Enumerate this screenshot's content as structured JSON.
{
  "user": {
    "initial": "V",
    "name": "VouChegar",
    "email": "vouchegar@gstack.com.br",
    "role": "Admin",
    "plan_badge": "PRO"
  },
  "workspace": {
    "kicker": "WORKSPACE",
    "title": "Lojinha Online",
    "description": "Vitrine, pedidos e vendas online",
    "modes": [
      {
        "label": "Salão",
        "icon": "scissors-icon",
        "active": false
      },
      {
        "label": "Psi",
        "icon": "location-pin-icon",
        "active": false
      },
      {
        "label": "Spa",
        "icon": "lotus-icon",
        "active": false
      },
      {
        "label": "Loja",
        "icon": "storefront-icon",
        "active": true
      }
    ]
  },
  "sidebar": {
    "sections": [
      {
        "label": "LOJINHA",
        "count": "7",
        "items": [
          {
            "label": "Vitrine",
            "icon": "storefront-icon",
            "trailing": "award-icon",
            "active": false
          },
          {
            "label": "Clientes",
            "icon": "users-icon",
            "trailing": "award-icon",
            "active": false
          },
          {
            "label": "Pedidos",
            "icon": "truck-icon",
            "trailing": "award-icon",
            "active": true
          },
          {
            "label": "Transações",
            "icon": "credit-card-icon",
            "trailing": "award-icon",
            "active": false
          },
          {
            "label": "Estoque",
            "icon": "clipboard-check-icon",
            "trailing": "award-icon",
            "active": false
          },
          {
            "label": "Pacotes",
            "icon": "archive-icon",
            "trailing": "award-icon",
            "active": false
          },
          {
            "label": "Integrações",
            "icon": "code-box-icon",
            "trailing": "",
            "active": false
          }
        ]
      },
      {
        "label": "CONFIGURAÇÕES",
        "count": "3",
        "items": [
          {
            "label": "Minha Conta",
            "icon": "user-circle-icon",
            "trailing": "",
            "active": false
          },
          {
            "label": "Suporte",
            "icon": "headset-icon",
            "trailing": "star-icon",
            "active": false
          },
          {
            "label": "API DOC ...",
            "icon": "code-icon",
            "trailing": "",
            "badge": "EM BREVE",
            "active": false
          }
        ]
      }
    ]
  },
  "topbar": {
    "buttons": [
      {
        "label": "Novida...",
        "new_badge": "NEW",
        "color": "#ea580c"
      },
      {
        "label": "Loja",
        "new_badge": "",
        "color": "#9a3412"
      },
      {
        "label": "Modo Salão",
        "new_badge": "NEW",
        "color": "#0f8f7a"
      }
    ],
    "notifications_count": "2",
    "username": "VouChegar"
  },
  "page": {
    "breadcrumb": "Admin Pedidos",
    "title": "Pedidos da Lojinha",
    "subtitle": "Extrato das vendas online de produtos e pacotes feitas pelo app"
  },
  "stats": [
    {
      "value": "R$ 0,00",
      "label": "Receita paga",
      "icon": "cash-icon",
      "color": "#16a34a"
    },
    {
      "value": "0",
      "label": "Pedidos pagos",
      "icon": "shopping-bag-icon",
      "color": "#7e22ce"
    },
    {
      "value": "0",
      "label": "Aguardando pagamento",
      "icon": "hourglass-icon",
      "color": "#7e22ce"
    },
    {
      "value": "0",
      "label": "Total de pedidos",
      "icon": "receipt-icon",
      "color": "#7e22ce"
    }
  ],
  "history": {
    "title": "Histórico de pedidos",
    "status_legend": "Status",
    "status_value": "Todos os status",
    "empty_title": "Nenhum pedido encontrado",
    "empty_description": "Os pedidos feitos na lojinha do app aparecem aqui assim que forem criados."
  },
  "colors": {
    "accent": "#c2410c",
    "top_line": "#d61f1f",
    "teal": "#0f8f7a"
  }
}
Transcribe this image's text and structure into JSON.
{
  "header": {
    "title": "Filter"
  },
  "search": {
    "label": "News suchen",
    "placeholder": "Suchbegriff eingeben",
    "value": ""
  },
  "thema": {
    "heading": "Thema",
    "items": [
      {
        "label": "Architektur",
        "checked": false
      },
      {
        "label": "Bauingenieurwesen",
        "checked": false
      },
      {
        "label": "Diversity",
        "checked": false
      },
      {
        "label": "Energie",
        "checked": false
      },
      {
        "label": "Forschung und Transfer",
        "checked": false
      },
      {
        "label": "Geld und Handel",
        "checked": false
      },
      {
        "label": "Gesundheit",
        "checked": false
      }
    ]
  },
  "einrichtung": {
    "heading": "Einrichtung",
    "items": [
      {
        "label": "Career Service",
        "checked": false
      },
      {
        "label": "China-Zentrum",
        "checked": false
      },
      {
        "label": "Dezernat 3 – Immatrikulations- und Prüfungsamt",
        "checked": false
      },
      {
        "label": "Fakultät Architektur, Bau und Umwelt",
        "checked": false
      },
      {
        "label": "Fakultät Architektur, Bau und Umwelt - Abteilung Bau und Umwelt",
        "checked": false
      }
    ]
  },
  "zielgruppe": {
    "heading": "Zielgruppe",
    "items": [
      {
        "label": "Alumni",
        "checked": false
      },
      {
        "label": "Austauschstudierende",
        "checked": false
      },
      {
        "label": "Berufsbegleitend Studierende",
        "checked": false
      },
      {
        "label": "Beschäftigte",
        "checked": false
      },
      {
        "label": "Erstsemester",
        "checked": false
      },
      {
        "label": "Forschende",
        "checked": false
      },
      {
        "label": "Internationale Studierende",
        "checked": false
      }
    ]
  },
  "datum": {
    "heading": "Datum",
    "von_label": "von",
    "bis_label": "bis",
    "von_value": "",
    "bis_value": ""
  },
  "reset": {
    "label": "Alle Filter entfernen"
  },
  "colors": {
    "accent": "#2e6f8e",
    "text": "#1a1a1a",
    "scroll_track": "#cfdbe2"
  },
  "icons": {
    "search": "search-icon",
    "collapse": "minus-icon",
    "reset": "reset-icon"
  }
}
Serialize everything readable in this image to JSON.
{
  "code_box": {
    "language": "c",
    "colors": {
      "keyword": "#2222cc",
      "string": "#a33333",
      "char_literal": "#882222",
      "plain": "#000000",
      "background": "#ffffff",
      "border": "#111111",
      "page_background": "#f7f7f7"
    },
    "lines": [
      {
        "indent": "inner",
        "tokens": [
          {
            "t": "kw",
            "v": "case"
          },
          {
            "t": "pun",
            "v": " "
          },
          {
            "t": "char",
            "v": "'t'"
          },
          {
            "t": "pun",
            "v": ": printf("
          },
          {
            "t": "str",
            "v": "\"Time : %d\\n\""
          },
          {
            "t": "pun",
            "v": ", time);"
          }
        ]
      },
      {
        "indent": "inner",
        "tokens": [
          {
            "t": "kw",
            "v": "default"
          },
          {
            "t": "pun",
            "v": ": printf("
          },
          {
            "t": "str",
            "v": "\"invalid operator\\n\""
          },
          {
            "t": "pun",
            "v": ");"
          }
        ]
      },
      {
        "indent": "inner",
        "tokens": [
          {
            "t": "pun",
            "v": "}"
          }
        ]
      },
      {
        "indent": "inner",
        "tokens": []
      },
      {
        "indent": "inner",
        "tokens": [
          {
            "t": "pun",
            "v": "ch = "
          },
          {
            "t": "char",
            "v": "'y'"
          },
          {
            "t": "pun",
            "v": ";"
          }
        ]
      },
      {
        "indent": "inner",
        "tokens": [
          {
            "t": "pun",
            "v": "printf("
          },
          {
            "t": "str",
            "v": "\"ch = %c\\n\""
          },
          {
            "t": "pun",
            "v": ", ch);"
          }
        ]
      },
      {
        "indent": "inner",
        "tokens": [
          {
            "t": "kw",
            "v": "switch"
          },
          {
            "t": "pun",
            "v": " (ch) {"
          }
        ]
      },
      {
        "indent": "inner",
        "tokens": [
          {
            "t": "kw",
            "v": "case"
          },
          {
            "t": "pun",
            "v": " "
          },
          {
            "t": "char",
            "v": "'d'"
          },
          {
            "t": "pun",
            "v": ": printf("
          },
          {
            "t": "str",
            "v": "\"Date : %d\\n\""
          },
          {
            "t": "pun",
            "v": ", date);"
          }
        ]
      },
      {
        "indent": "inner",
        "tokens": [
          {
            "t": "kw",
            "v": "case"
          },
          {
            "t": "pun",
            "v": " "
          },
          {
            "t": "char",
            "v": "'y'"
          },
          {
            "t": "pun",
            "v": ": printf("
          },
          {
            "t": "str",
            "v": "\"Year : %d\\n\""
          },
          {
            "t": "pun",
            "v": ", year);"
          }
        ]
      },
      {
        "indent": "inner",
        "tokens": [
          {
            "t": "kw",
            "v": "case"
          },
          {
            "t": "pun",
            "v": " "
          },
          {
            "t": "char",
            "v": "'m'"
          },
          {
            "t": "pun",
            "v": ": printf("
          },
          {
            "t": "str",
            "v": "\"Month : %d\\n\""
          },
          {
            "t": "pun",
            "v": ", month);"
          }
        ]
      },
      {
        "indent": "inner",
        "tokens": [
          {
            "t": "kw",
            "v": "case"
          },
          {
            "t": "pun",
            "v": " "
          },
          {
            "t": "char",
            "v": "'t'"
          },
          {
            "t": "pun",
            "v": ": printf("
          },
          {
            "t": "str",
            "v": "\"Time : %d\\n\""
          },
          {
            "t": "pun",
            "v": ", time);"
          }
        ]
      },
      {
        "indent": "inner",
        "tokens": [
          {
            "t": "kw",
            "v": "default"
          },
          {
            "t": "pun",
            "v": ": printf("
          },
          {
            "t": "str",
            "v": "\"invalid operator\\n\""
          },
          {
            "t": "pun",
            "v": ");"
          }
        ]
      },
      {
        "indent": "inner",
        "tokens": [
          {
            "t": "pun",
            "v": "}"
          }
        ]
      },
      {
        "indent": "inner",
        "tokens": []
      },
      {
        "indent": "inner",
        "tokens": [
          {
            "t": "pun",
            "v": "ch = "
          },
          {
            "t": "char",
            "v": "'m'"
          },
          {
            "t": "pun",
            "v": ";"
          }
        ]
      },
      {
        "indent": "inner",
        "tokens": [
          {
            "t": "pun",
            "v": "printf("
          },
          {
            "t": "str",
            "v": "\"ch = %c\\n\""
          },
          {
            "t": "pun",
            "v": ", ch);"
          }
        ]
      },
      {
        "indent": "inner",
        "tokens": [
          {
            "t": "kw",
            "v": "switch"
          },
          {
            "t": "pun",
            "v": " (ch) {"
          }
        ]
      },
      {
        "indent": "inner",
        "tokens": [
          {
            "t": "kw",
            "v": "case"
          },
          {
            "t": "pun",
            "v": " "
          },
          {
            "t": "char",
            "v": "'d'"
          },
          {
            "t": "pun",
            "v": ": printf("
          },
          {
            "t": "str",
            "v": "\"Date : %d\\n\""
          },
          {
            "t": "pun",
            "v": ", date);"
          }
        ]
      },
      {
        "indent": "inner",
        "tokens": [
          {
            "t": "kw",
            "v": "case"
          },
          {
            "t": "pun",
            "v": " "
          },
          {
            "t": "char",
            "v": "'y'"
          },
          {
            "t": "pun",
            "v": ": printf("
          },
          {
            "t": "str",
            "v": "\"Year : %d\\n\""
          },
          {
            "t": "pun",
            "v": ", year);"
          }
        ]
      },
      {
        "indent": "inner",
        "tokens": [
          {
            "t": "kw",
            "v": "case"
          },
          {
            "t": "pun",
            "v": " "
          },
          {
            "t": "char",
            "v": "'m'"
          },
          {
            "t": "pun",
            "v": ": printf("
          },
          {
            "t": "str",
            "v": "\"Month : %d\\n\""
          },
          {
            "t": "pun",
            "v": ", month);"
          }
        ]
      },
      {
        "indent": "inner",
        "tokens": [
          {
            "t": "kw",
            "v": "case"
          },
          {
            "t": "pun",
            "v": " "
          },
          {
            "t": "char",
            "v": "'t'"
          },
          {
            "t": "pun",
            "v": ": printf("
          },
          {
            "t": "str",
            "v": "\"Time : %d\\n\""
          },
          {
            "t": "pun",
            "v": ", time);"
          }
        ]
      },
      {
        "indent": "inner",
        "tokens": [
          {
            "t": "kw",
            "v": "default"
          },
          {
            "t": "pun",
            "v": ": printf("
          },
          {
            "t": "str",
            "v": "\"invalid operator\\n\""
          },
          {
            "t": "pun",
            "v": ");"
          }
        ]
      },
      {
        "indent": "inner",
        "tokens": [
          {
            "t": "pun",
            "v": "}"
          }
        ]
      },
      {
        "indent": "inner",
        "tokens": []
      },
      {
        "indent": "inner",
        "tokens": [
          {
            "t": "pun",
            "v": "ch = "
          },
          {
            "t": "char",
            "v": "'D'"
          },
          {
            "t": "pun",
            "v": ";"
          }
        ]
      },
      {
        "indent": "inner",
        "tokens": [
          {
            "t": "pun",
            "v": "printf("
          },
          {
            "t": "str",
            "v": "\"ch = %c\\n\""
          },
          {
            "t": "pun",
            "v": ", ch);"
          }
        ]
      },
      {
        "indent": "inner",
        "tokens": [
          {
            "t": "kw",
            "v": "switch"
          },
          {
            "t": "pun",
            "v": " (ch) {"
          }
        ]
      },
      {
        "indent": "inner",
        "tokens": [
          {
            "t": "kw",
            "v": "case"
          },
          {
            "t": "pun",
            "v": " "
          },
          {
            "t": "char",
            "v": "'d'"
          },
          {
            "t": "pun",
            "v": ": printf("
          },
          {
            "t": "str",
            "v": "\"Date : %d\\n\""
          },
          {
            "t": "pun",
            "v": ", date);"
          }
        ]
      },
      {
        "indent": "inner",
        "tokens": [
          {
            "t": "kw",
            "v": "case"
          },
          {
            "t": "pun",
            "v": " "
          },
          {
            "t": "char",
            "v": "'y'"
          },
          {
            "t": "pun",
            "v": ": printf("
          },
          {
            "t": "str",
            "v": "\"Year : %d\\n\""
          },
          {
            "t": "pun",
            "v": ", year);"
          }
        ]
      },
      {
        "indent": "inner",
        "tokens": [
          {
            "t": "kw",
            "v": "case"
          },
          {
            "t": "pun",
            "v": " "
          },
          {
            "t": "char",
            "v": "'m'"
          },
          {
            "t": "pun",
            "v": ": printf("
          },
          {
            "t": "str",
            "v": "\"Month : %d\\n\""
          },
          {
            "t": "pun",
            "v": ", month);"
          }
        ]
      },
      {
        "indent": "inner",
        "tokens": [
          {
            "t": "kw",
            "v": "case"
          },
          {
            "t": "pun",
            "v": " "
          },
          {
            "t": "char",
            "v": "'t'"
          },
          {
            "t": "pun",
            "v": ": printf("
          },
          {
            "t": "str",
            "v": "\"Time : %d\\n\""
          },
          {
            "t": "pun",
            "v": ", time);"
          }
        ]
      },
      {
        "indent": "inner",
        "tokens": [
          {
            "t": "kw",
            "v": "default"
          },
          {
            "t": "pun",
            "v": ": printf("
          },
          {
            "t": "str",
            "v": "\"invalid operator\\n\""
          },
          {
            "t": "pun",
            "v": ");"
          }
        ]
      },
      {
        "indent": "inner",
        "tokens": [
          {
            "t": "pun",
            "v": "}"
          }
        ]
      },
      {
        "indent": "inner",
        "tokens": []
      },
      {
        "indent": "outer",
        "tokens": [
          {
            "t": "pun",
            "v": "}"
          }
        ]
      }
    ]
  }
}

####

Lines of the material that contain the word "JSON" are to be gathered.

**THE SOLUTION**
Enumerate this screenshot's content as structured JSON.
Transcribe this image's text and structure into JSON.
Serialize everything readable in this image to JSON.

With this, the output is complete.